### Short exercise
Quote, verbatim, all material below, without pictures.
____________
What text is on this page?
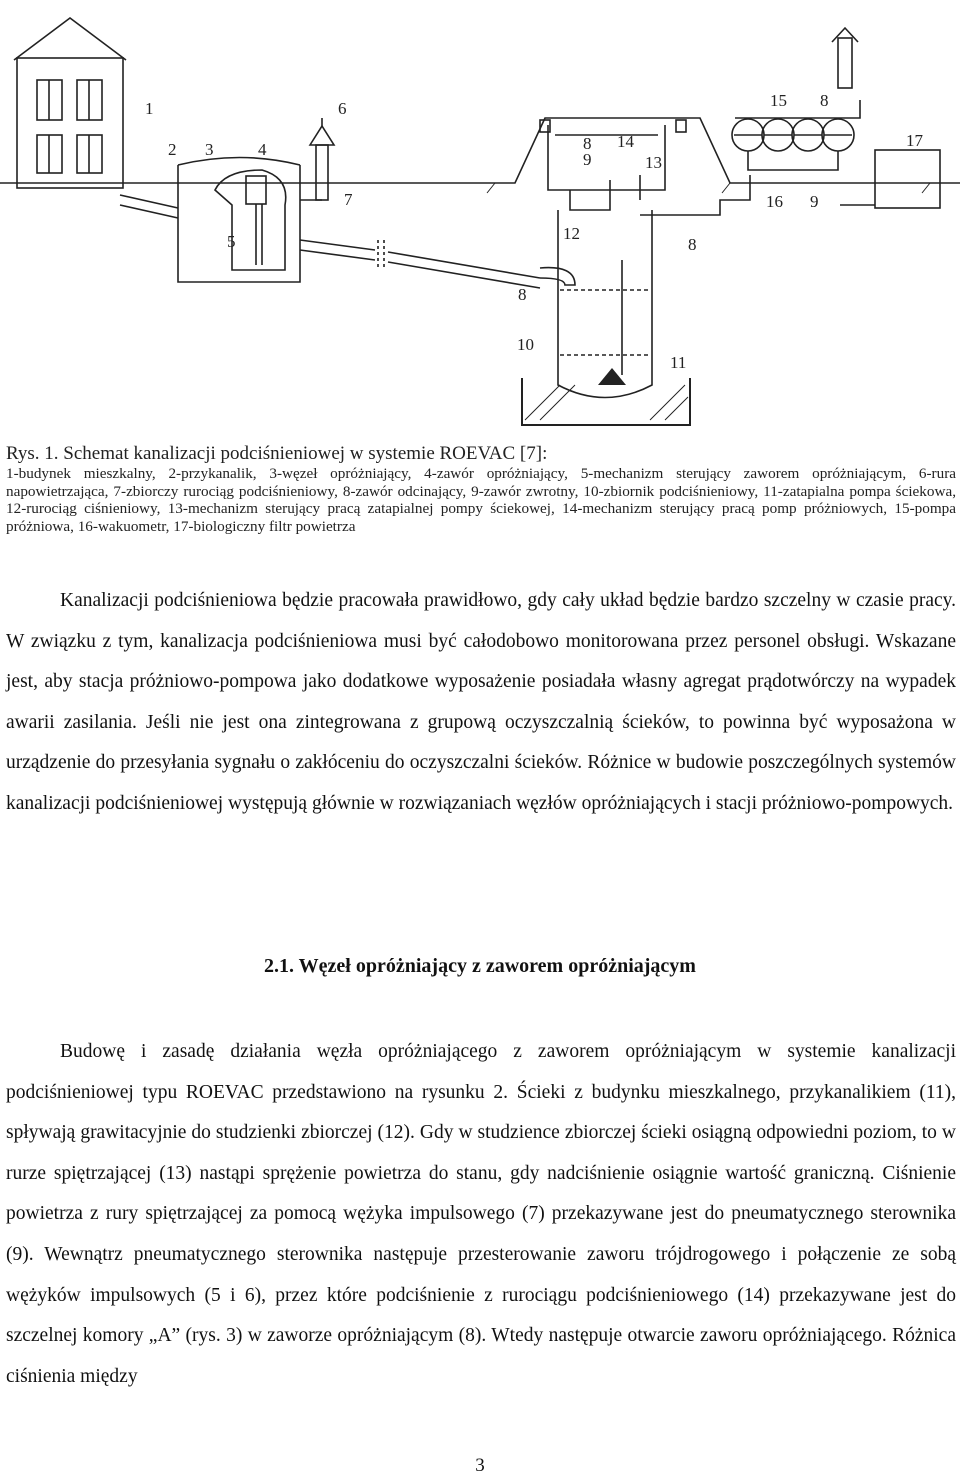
1
2 3	4
5
6
7
8
8
9
14
13
12
8
10
11
15 8
17
16 9
Rys. 1. Schemat kanalizacji podciśnieniowej w systemie ROEVAC [7]:
1-budynek mieszkalny, 2-przykanalik, 3-węzeł opróżniający, 4-zawór opróżniający, 5-mechanizm sterujący zaworem opróżniającym, 6-rura napowietrzająca, 7-zbiorczy rurociąg podciśnieniowy, 8-zawór odcinający, 9-zawór zwrotny, 10-zbiornik podciśnieniowy, 11-zatapialna pompa ściekowa, 12-rurociąg ciśnieniowy, 13-mechanizm sterujący pracą zatapialnej pompy ściekowej, 14-mechanizm sterujący pracą pomp próżniowych, 15-pompa próżniowa, 16-wakuometr, 17-biologiczny filtr powietrza
Kanalizacji podciśnieniowa będzie pracowała prawidłowo, gdy cały układ będzie bardzo szczelny w czasie pracy. W związku z tym, kanalizacja podciśnieniowa musi być całodobowo monitorowana przez personel obsługi. Wskazane jest, aby stacja próżniowo-pompowa jako dodatkowe wyposażenie posiadała własny agregat prądotwórczy na wypadek awarii zasilania. Jeśli nie jest ona zintegrowana z grupową oczyszczalnią ścieków, to powinna być wyposażona w urządzenie do przesyłania sygnału o zakłóceniu do oczyszczalni ścieków. Różnice w budowie poszczególnych systemów kanalizacji podciśnieniowej występują głównie w rozwiązaniach węzłów opróżniających i stacji próżniowo-pompowych.
2.1. Węzeł opróżniający z zaworem opróżniającym
Budowę i zasadę działania węzła opróżniającego z zaworem opróżniającym w systemie kanalizacji podciśnieniowej typu ROEVAC przedstawiono na rysunku 2. Ścieki z budynku mieszkalnego, przykanalikiem (11), spływają grawitacyjnie do studzienki zbiorczej (12). Gdy w studzience zbiorczej ścieki osiągną odpowiedni poziom, to w rurze spiętrzającej (13) nastąpi sprężenie powietrza do stanu, gdy nadciśnienie osiągnie wartość graniczną. Ciśnienie powietrza z rury spiętrzającej za pomocą wężyka impulsowego (7) przekazywane jest do pneumatycznego sterownika (9). Wewnątrz pneumatycznego sterownika następuje przesterowanie zaworu trójdrogowego i połączenie ze sobą wężyków impulsowych (5 i 6), przez które podciśnienie z rurociągu podciśnieniowego (14) przekazywane jest do szczelnej komory „A” (rys. 3) w zaworze opróżniającym (8). Wtedy następuje otwarcie zaworu opróżniającego. Różnica ciśnienia między
3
____________
### Final result
What text is on this page?
1
2 3	4
5
6
7
8
8
9
14
13
12
8
10
11
15 8
17
16 9
Rys. 1. Schemat kanalizacji podciśnieniowej w systemie ROEVAC [7]:
1-budynek mieszkalny, 2-przykanalik, 3-węzeł opróżniający, 4-zawór opróżniający, 5-mechanizm sterujący zaworem opróżniającym, 6-rura napowietrzająca, 7-zbiorczy rurociąg podciśnieniowy, 8-zawór odcinający, 9-zawór zwrotny, 10-zbiornik podciśnieniowy, 11-zatapialna pompa ściekowa, 12-rurociąg ciśnieniowy, 13-mechanizm sterujący pracą zatapialnej pompy ściekowej, 14-mechanizm sterujący pracą pomp próżniowych, 15-pompa próżniowa, 16-wakuometr, 17-biologiczny filtr powietrza
Kanalizacji podciśnieniowa będzie pracowała prawidłowo, gdy cały układ będzie bardzo szczelny w czasie pracy. W związku z tym, kanalizacja podciśnieniowa musi być całodobowo monitorowana przez personel obsługi. Wskazane jest, aby stacja próżniowo-pompowa jako dodatkowe wyposażenie posiadała własny agregat prądotwórczy na wypadek awarii zasilania. Jeśli nie jest ona zintegrowana z grupową oczyszczalnią ścieków, to powinna być wyposażona w urządzenie do przesyłania sygnału o zakłóceniu do oczyszczalni ścieków. Różnice w budowie poszczególnych systemów kanalizacji podciśnieniowej występują głównie w rozwiązaniach węzłów opróżniających i stacji próżniowo-pompowych.
2.1. Węzeł opróżniający z zaworem opróżniającym
Budowę i zasadę działania węzła opróżniającego z zaworem opróżniającym w systemie kanalizacji podciśnieniowej typu ROEVAC przedstawiono na rysunku 2. Ścieki z budynku mieszkalnego, przykanalikiem (11), spływają grawitacyjnie do studzienki zbiorczej (12). Gdy w studzience zbiorczej ścieki osiągną odpowiedni poziom, to w rurze spiętrzającej (13) nastąpi sprężenie powietrza do stanu, gdy nadciśnienie osiągnie wartość graniczną. Ciśnienie powietrza z rury spiętrzającej za pomocą wężyka impulsowego (7) przekazywane jest do pneumatycznego sterownika (9). Wewnątrz pneumatycznego sterownika następuje przesterowanie zaworu trójdrogowego i połączenie ze sobą wężyków impulsowych (5 i 6), przez które podciśnienie z rurociągu podciśnieniowego (14) przekazywane jest do szczelnej komory „A” (rys. 3) w zaworze opróżniającym (8). Wtedy następuje otwarcie zaworu opróżniającego. Różnica ciśnienia między
3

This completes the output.